◆ Do this ◆
Work out how many lines hold "name". Give the number and nothing else.

(Records that describe figures)
------

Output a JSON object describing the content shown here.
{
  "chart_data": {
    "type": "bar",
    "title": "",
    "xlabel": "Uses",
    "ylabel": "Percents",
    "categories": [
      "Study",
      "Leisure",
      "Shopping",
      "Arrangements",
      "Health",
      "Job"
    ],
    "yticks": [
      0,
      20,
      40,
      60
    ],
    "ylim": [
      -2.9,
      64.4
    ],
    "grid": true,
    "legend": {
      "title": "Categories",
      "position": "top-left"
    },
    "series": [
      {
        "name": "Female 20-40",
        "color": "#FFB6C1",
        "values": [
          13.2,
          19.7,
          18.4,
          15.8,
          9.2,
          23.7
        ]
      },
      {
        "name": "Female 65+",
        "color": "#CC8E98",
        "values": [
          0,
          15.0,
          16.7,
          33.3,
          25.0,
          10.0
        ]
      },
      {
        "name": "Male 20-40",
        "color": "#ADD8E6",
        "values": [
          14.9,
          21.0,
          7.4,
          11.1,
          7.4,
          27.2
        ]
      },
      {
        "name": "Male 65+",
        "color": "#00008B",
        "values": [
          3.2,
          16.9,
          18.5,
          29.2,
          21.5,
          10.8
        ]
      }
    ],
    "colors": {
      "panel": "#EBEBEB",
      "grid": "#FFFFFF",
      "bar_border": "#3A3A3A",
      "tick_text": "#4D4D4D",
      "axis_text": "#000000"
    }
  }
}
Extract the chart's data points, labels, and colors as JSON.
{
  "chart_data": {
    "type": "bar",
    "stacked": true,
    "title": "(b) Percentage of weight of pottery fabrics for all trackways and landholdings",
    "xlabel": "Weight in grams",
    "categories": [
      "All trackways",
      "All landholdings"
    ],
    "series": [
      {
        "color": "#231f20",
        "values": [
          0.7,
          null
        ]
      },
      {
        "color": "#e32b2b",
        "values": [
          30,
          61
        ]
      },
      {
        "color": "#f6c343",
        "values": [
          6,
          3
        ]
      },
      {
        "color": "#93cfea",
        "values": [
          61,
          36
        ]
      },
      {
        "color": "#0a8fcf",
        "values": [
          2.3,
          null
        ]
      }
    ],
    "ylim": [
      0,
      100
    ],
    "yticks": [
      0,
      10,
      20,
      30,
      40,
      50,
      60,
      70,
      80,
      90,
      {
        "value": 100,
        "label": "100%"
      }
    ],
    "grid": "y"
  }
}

------

◆ Finished answer ◆
4